Collect all lines from the listing that include the string "April".

-- START Information provided --

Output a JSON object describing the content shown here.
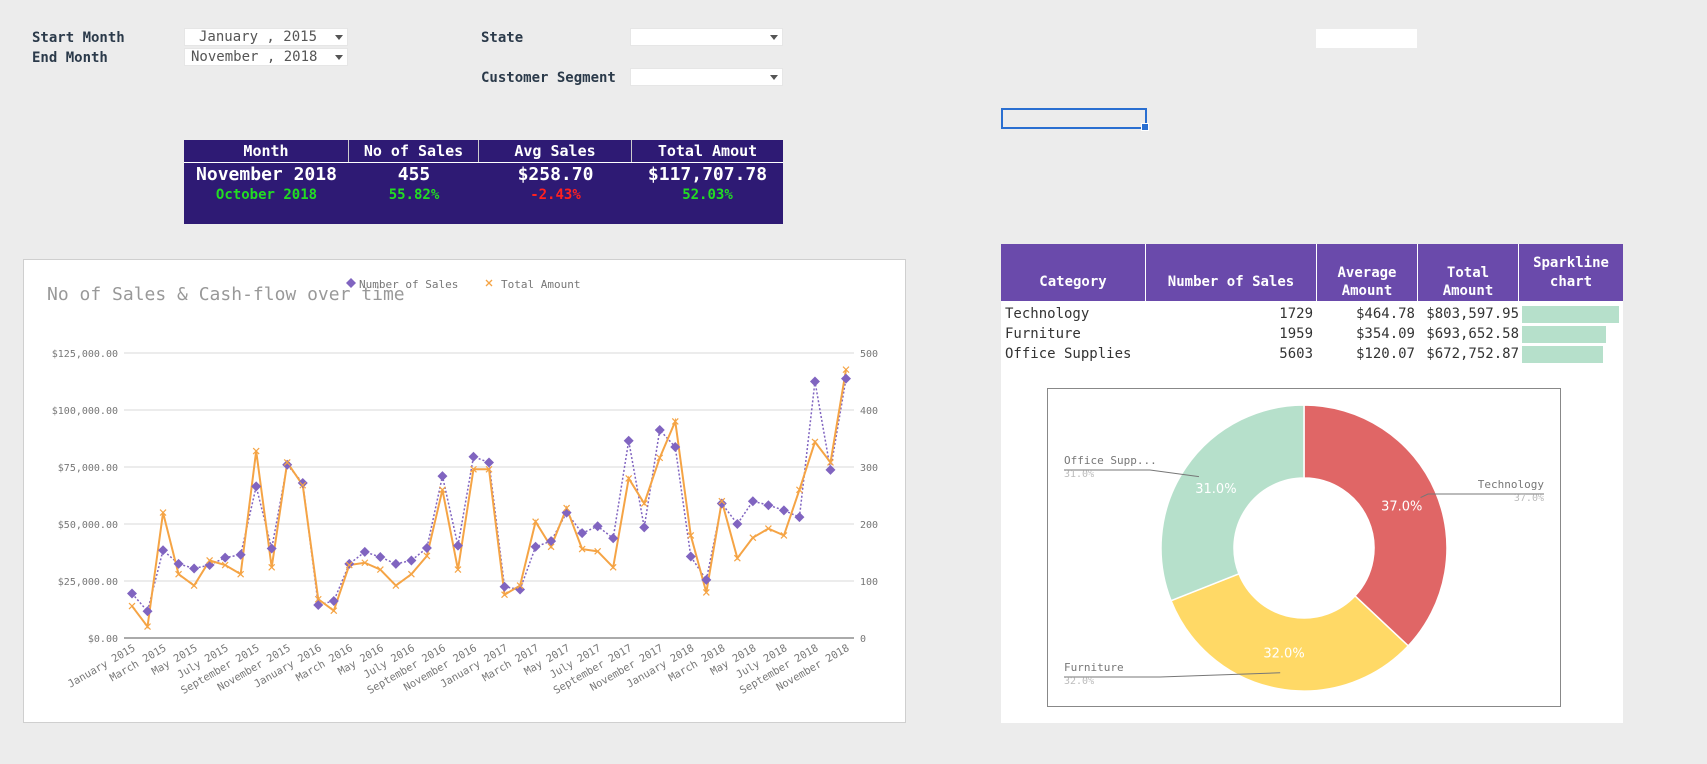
{
  "filters": {
    "start_month_label": "Start Month",
    "start_month_value": "January , 2015",
    "end_month_label": "End Month",
    "end_month_value": "November , 2018",
    "state_label": "State",
    "state_value": "",
    "segment_label": "Customer Segment",
    "segment_value": ""
  },
  "kpi": {
    "headers": [
      "Month",
      "No of Sales",
      "Avg Sales",
      "Total Amout"
    ],
    "current": [
      "November 2018",
      "455",
      "$258.70",
      "$117,707.78"
    ],
    "compare": [
      "October 2018",
      "55.82%",
      "-2.43%",
      "52.03%"
    ],
    "colors": {
      "bg": "#2e1a74",
      "positive": "#22dd22",
      "negative": "#ff2020"
    }
  },
  "category_table": {
    "headers": [
      "Category",
      "Number of Sales",
      "Average Amount",
      "Total Amount",
      "Sparkline chart"
    ],
    "rows": [
      {
        "category": "Technology",
        "sales": "1729",
        "avg": "$464.78",
        "total": "$803,597.95",
        "spark": 1.0
      },
      {
        "category": "Furniture",
        "sales": "1959",
        "avg": "$354.09",
        "total": "$693,652.58",
        "spark": 0.863
      },
      {
        "category": "Office Supplies",
        "sales": "5603",
        "avg": "$120.07",
        "total": "$672,752.87",
        "spark": 0.837
      }
    ]
  },
  "chart_data": [
    {
      "type": "line",
      "title": "No of Sales & Cash-flow over time",
      "x": [
        "January 2015",
        "February 2015",
        "March 2015",
        "April 2015",
        "May 2015",
        "June 2015",
        "July 2015",
        "August 2015",
        "September 2015",
        "October 2015",
        "November 2015",
        "December 2015",
        "January 2016",
        "February 2016",
        "March 2016",
        "April 2016",
        "May 2016",
        "June 2016",
        "July 2016",
        "August 2016",
        "September 2016",
        "October 2016",
        "November 2016",
        "December 2016",
        "January 2017",
        "February 2017",
        "March 2017",
        "April 2017",
        "May 2017",
        "June 2017",
        "July 2017",
        "August 2017",
        "September 2017",
        "October 2017",
        "November 2017",
        "December 2017",
        "January 2018",
        "February 2018",
        "March 2018",
        "April 2018",
        "May 2018",
        "June 2018",
        "July 2018",
        "August 2018",
        "September 2018",
        "October 2018",
        "November 2018"
      ],
      "x_tick_labels": [
        "January 2015",
        "March 2015",
        "May 2015",
        "July 2015",
        "September 2015",
        "November 2015",
        "January 2016",
        "March 2016",
        "May 2016",
        "July 2016",
        "September 2016",
        "November 2016",
        "January 2017",
        "March 2017",
        "May 2017",
        "July 2017",
        "September 2017",
        "November 2017",
        "January 2018",
        "March 2018",
        "May 2018",
        "July 2018",
        "September 2018",
        "November 2018"
      ],
      "y_left_ticks": [
        "$0.00",
        "$25,000.00",
        "$50,000.00",
        "$75,000.00",
        "$100,000.00",
        "$125,000.00"
      ],
      "y_left_lim": [
        0,
        125000
      ],
      "y_right_ticks": [
        "0",
        "100",
        "200",
        "300",
        "400",
        "500"
      ],
      "y_right_lim": [
        0,
        500
      ],
      "legend_position": "top",
      "grid": true,
      "series": [
        {
          "name": "Number of Sales",
          "axis": "right",
          "color": "#8064c0",
          "marker": "diamond",
          "values": [
            78,
            47,
            154,
            130,
            122,
            128,
            141,
            146,
            266,
            157,
            304,
            272,
            58,
            65,
            130,
            151,
            142,
            130,
            136,
            158,
            284,
            162,
            318,
            308,
            90,
            85,
            160,
            170,
            220,
            184,
            196,
            175,
            346,
            194,
            365,
            335,
            143,
            102,
            236,
            200,
            240,
            233,
            224,
            212,
            450,
            295,
            455
          ]
        },
        {
          "name": "Total Amount",
          "axis": "left",
          "color": "#f5a445",
          "marker": "x",
          "values": [
            14000,
            5000,
            55000,
            28000,
            23000,
            34000,
            32000,
            28000,
            82000,
            31000,
            77000,
            67000,
            17000,
            12000,
            32000,
            33000,
            30000,
            23000,
            28000,
            36000,
            65000,
            30000,
            74000,
            74000,
            19000,
            23000,
            51000,
            40000,
            57000,
            39000,
            38000,
            31000,
            70000,
            59000,
            79000,
            95000,
            45000,
            20000,
            60000,
            35000,
            44000,
            48000,
            45000,
            65000,
            86000,
            77000,
            117707.78
          ]
        }
      ]
    },
    {
      "type": "pie",
      "donut": true,
      "categories": [
        "Technology",
        "Furniture",
        "Office Supplies"
      ],
      "values": [
        37.0,
        32.0,
        31.0
      ],
      "value_labels": [
        "37.0%",
        "32.0%",
        "31.0%"
      ],
      "outer_labels": [
        "Technology",
        "Furniture",
        "Office Supp..."
      ],
      "colors": [
        "#e06666",
        "#ffd966",
        "#b6e0cb"
      ]
    }
  ]
}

-- END Information provided --

* Output for this task:
        "April 2015",
        "April 2016",
        "April 2017",
        "April 2018",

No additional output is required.